**TASK INSTRUCTIONS**.
The listing below should be written out exactly; please include all of it.

Dataset rows
-*-

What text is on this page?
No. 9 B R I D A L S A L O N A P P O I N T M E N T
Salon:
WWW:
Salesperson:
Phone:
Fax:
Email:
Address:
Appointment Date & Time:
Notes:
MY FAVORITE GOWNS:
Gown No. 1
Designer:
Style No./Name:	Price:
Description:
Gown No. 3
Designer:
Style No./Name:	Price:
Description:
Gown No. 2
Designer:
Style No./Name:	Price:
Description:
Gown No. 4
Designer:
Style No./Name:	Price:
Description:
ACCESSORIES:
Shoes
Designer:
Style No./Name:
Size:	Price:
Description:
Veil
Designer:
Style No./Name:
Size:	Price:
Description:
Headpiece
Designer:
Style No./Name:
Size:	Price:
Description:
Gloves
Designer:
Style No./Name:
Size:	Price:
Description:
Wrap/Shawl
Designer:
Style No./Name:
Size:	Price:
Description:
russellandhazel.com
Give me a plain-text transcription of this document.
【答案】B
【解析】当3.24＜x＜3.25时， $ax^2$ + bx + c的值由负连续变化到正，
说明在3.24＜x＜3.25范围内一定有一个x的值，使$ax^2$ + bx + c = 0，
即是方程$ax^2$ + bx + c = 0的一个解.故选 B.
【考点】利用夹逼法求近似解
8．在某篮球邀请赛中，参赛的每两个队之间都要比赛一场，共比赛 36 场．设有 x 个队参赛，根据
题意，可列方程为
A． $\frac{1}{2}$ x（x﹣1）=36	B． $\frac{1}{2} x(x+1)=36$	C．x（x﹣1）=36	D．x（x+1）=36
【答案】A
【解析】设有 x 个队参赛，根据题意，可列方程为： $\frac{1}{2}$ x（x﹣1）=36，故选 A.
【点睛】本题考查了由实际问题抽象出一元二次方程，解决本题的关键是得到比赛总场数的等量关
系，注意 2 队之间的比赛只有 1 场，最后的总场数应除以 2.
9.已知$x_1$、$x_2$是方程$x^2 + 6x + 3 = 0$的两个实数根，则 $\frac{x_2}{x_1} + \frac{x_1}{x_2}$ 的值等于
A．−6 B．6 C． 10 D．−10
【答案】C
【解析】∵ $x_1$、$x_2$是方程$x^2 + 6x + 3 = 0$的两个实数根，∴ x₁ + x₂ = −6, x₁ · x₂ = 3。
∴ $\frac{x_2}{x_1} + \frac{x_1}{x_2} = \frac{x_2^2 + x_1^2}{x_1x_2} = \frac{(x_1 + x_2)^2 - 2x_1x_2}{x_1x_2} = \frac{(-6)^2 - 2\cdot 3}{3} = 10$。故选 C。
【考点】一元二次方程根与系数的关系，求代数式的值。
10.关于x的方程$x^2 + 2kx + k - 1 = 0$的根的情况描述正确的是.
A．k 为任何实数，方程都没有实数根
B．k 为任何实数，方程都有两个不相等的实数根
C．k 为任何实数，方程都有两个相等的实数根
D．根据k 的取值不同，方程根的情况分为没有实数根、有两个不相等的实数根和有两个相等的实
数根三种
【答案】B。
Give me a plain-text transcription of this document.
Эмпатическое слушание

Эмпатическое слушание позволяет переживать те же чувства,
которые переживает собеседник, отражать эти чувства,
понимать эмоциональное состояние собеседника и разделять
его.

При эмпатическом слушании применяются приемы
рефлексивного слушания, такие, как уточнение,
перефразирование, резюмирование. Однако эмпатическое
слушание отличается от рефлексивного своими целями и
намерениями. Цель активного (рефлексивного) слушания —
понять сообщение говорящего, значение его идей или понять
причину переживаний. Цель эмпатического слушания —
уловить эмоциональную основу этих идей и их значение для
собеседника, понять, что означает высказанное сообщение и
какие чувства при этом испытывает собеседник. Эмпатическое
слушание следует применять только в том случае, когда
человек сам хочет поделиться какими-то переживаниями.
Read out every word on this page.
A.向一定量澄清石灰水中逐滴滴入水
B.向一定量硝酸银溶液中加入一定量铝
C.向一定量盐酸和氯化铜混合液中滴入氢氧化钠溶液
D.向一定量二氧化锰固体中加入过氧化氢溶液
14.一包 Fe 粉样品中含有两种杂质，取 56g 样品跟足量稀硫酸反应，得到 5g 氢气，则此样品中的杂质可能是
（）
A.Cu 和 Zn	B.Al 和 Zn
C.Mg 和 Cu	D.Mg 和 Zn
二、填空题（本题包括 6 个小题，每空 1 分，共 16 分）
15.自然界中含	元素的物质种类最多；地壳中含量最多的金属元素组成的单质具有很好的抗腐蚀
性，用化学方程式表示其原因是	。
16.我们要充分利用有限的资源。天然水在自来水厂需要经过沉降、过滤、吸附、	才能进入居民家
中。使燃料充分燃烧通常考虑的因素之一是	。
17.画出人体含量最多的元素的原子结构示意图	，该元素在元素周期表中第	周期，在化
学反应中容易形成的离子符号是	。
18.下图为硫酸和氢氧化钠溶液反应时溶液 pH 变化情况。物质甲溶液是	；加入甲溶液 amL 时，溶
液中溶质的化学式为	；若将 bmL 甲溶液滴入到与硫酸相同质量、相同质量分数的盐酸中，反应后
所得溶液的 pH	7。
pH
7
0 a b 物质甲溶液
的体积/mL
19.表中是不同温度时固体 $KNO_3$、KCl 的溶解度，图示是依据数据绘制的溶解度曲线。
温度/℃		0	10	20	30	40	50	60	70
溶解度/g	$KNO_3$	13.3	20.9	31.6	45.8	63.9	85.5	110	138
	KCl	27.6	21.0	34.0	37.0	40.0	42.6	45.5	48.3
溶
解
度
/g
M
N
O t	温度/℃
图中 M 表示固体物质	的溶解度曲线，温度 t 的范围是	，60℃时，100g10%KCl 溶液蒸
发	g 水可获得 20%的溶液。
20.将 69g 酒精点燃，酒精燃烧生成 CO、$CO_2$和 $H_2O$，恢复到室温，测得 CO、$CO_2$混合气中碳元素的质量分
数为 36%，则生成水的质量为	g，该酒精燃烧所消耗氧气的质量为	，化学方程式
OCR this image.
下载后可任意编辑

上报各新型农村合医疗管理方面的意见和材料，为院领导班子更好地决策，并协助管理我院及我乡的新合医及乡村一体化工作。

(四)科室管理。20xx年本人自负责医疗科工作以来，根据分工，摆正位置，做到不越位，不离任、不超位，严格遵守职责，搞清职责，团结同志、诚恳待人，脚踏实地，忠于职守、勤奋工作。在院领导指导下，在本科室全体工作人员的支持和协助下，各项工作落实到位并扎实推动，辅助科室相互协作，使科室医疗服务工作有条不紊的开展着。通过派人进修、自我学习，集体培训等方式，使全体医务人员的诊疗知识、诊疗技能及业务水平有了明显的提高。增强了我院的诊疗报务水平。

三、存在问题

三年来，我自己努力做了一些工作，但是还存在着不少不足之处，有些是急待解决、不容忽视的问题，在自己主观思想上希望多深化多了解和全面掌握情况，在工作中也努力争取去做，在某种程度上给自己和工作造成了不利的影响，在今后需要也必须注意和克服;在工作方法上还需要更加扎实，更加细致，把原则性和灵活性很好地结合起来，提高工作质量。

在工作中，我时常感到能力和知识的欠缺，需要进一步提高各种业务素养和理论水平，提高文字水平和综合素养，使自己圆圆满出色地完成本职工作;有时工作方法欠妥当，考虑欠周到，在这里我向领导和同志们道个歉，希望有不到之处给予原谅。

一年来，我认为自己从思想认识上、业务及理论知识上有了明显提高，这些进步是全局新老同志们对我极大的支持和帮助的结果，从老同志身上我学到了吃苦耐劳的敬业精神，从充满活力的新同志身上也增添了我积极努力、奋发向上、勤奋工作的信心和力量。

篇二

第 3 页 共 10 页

-*-

**RESULT OF THE TASK**.
What text is on this page?
No. 9 B R I D A L S A L O N A P P O I N T M E N T
Salon:
WWW:
Salesperson:
Phone:
Fax:
Email:
Address:
Appointment Date & Time:
Notes:
MY FAVORITE GOWNS:
Gown No. 1
Designer:
Style No./Name:	Price:
Description:
Gown No. 3
Designer:
Style No./Name:	Price:
Description:
Gown No. 2
Designer:
Style No./Name:	Price:
Description:
Gown No. 4
Designer:
Style No./Name:	Price:
Description:
ACCESSORIES:
Shoes
Designer:
Style No./Name:
Size:	Price:
Description:
Veil
Designer:
Style No./Name:
Size:	Price:
Description:
Headpiece
Designer:
Style No./Name:
Size:	Price:
Description:
Gloves
Designer:
Style No./Name:
Size:	Price:
Description:
Wrap/Shawl
Designer:
Style No./Name:
Size:	Price:
Description:
russellandhazel.com
Give me a plain-text transcription of this document.
【答案】B
【解析】当3.24＜x＜3.25时， $ax^2$ + bx + c的值由负连续变化到正，
说明在3.24＜x＜3.25范围内一定有一个x的值，使$ax^2$ + bx + c = 0，
即是方程$ax^2$ + bx + c = 0的一个解.故选 B.
【考点】利用夹逼法求近似解
8．在某篮球邀请赛中，参赛的每两个队之间都要比赛一场，共比赛 36 场．设有 x 个队参赛，根据
题意，可列方程为
A． $\frac{1}{2}$ x（x﹣1）=36	B． $\frac{1}{2} x(x+1)=36$	C．x（x﹣1）=36	D．x（x+1）=36
【答案】A
【解析】设有 x 个队参赛，根据题意，可列方程为： $\frac{1}{2}$ x（x﹣1）=36，故选 A.
【点睛】本题考查了由实际问题抽象出一元二次方程，解决本题的关键是得到比赛总场数的等量关
系，注意 2 队之间的比赛只有 1 场，最后的总场数应除以 2.
9.已知$x_1$、$x_2$是方程$x^2 + 6x + 3 = 0$的两个实数根，则 $\frac{x_2}{x_1} + \frac{x_1}{x_2}$ 的值等于
A．−6 B．6 C． 10 D．−10
【答案】C
【解析】∵ $x_1$、$x_2$是方程$x^2 + 6x + 3 = 0$的两个实数根，∴ x₁ + x₂ = −6, x₁ · x₂ = 3。
∴ $\frac{x_2}{x_1} + \frac{x_1}{x_2} = \frac{x_2^2 + x_1^2}{x_1x_2} = \frac{(x_1 + x_2)^2 - 2x_1x_2}{x_1x_2} = \frac{(-6)^2 - 2\cdot 3}{3} = 10$。故选 C。
【考点】一元二次方程根与系数的关系，求代数式的值。
10.关于x的方程$x^2 + 2kx + k - 1 = 0$的根的情况描述正确的是.
A．k 为任何实数，方程都没有实数根
B．k 为任何实数，方程都有两个不相等的实数根
C．k 为任何实数，方程都有两个相等的实数根
D．根据k 的取值不同，方程根的情况分为没有实数根、有两个不相等的实数根和有两个相等的实
数根三种
【答案】B。
Give me a plain-text transcription of this document.
Эмпатическое слушание

Эмпатическое слушание позволяет переживать те же чувства,
которые переживает собеседник, отражать эти чувства,
понимать эмоциональное состояние собеседника и разделять
его.

При эмпатическом слушании применяются приемы
рефлексивного слушания, такие, как уточнение,
перефразирование, резюмирование. Однако эмпатическое
слушание отличается от рефлексивного своими целями и
намерениями. Цель активного (рефлексивного) слушания —
понять сообщение говорящего, значение его идей или понять
причину переживаний. Цель эмпатического слушания —
уловить эмоциональную основу этих идей и их значение для
собеседника, понять, что означает высказанное сообщение и
какие чувства при этом испытывает собеседник. Эмпатическое
слушание следует применять только в том случае, когда
человек сам хочет поделиться какими-то переживаниями.
Read out every word on this page.
A.向一定量澄清石灰水中逐滴滴入水
B.向一定量硝酸银溶液中加入一定量铝
C.向一定量盐酸和氯化铜混合液中滴入氢氧化钠溶液
D.向一定量二氧化锰固体中加入过氧化氢溶液
14.一包 Fe 粉样品中含有两种杂质，取 56g 样品跟足量稀硫酸反应，得到 5g 氢气，则此样品中的杂质可能是
（）
A.Cu 和 Zn	B.Al 和 Zn
C.Mg 和 Cu	D.Mg 和 Zn
二、填空题（本题包括 6 个小题，每空 1 分，共 16 分）
15.自然界中含	元素的物质种类最多；地壳中含量最多的金属元素组成的单质具有很好的抗腐蚀
性，用化学方程式表示其原因是	。
16.我们要充分利用有限的资源。天然水在自来水厂需要经过沉降、过滤、吸附、	才能进入居民家
中。使燃料充分燃烧通常考虑的因素之一是	。
17.画出人体含量最多的元素的原子结构示意图	，该元素在元素周期表中第	周期，在化
学反应中容易形成的离子符号是	。
18.下图为硫酸和氢氧化钠溶液反应时溶液 pH 变化情况。物质甲溶液是	；加入甲溶液 amL 时，溶
液中溶质的化学式为	；若将 bmL 甲溶液滴入到与硫酸相同质量、相同质量分数的盐酸中，反应后
所得溶液的 pH	7。
pH
7
0 a b 物质甲溶液
的体积/mL
19.表中是不同温度时固体 $KNO_3$、KCl 的溶解度，图示是依据数据绘制的溶解度曲线。
温度/℃		0	10	20	30	40	50	60	70
溶解度/g	$KNO_3$	13.3	20.9	31.6	45.8	63.9	85.5	110	138
	KCl	27.6	21.0	34.0	37.0	40.0	42.6	45.5	48.3
溶
解
度
/g
M
N
O t	温度/℃
图中 M 表示固体物质	的溶解度曲线，温度 t 的范围是	，60℃时，100g10%KCl 溶液蒸
发	g 水可获得 20%的溶液。
20.将 69g 酒精点燃，酒精燃烧生成 CO、$CO_2$和 $H_2O$，恢复到室温，测得 CO、$CO_2$混合气中碳元素的质量分
数为 36%，则生成水的质量为	g，该酒精燃烧所消耗氧气的质量为	，化学方程式
OCR this image.
下载后可任意编辑

上报各新型农村合医疗管理方面的意见和材料，为院领导班子更好地决策，并协助管理我院及我乡的新合医及乡村一体化工作。

(四)科室管理。20xx年本人自负责医疗科工作以来，根据分工，摆正位置，做到不越位，不离任、不超位，严格遵守职责，搞清职责，团结同志、诚恳待人，脚踏实地，忠于职守、勤奋工作。在院领导指导下，在本科室全体工作人员的支持和协助下，各项工作落实到位并扎实推动，辅助科室相互协作，使科室医疗服务工作有条不紊的开展着。通过派人进修、自我学习，集体培训等方式，使全体医务人员的诊疗知识、诊疗技能及业务水平有了明显的提高。增强了我院的诊疗报务水平。

三、存在问题

三年来，我自己努力做了一些工作，但是还存在着不少不足之处，有些是急待解决、不容忽视的问题，在自己主观思想上希望多深化多了解和全面掌握情况，在工作中也努力争取去做，在某种程度上给自己和工作造成了不利的影响，在今后需要也必须注意和克服;在工作方法上还需要更加扎实，更加细致，把原则性和灵活性很好地结合起来，提高工作质量。

在工作中，我时常感到能力和知识的欠缺，需要进一步提高各种业务素养和理论水平，提高文字水平和综合素养，使自己圆圆满出色地完成本职工作;有时工作方法欠妥当，考虑欠周到，在这里我向领导和同志们道个歉，希望有不到之处给予原谅。

一年来，我认为自己从思想认识上、业务及理论知识上有了明显提高，这些进步是全局新老同志们对我极大的支持和帮助的结果，从老同志身上我学到了吃苦耐劳的敬业精神，从充满活力的新同志身上也增添了我积极努力、奋发向上、勤奋工作的信心和力量。

篇二

第 3 页 共 10 页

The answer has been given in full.